_INFORMATION SUPPLIED_

■ ■ ■ ■ ■ ■ ■

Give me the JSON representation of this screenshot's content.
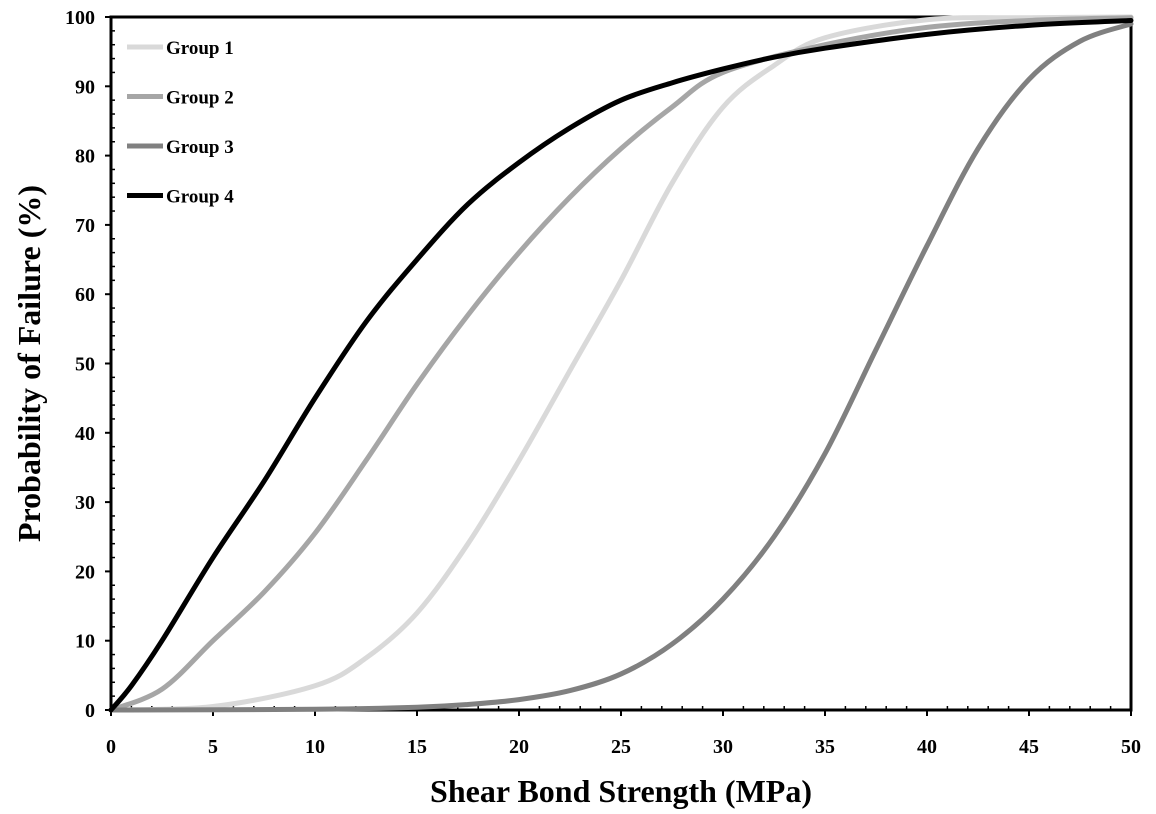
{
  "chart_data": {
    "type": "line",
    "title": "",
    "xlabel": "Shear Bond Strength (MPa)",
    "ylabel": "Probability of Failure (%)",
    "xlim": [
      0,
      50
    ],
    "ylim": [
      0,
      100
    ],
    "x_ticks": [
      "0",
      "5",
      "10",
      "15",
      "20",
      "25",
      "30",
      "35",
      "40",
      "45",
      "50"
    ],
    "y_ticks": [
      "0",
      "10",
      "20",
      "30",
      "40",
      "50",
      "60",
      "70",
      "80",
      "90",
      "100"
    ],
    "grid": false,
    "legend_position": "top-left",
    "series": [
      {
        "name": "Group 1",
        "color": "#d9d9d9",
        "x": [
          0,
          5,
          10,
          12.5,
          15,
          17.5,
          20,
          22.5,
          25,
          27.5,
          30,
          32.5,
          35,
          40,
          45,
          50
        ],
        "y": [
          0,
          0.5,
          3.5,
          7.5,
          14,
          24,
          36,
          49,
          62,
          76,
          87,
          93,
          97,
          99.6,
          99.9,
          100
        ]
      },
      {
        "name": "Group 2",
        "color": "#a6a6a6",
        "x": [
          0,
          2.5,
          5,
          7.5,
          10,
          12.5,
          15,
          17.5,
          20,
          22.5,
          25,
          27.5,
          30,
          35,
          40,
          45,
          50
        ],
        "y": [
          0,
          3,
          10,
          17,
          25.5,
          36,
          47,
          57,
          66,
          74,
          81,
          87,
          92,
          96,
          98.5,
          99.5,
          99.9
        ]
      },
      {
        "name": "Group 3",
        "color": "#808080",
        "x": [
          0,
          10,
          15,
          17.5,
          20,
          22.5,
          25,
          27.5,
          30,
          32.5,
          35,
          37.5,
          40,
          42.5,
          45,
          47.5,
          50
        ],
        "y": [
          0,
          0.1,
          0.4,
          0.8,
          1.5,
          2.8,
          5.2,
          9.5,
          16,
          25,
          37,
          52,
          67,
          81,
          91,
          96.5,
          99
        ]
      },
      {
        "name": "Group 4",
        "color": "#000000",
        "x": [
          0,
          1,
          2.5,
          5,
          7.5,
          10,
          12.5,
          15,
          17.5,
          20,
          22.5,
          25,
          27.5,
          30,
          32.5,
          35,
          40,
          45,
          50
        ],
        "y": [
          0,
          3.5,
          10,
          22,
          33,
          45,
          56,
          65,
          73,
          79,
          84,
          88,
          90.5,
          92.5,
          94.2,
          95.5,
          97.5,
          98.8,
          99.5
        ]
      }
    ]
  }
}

■ ■ ■ ■ ■ ■ ■

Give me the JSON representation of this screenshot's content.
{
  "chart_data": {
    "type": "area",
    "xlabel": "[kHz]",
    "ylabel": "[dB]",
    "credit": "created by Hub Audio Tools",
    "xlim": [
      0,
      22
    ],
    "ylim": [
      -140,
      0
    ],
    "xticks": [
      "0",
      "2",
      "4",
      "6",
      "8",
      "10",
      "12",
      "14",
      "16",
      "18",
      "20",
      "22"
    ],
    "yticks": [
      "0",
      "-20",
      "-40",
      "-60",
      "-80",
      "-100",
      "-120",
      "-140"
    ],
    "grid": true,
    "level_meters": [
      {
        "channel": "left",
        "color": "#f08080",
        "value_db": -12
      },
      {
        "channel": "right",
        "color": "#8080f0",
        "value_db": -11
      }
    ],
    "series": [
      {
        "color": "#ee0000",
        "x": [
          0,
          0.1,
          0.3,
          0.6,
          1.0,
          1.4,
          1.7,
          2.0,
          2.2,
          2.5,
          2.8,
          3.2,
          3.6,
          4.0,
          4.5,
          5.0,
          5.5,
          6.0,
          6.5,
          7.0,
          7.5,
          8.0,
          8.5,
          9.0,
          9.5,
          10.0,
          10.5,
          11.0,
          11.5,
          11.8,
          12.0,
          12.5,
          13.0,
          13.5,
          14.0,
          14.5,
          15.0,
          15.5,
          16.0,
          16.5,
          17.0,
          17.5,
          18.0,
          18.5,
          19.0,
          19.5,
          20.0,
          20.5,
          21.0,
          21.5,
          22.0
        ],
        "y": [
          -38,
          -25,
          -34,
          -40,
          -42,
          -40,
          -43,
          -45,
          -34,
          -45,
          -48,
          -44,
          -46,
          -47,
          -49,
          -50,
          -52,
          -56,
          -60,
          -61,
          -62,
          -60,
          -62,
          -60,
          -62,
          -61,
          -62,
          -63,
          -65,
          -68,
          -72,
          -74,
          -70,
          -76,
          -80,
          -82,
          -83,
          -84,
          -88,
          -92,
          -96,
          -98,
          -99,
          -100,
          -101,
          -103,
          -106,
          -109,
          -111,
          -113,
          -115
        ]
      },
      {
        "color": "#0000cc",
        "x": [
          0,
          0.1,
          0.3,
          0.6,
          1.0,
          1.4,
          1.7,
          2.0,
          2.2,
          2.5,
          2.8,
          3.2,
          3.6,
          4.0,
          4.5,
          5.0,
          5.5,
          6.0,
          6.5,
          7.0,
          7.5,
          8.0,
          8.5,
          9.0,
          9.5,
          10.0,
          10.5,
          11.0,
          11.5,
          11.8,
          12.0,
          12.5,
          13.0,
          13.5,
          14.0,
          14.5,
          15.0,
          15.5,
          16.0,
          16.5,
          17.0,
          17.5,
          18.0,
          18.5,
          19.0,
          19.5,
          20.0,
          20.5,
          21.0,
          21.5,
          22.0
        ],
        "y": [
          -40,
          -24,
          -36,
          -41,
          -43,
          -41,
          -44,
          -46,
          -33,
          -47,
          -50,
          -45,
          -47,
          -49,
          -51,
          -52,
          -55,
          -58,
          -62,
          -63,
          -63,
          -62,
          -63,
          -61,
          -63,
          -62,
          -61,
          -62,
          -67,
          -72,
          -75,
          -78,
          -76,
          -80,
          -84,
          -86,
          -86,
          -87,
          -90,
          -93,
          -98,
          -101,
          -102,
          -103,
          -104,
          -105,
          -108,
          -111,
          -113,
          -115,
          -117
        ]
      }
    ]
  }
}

■ ■ ■ ■ ■ ■ ■

_EXERCISE AIM_
Gather all lines of the records that include the word "xlabel".

_SOLUTION_
    "xlabel": "Shear Bond Strength (MPa)",
    "xlabel": "[kHz]",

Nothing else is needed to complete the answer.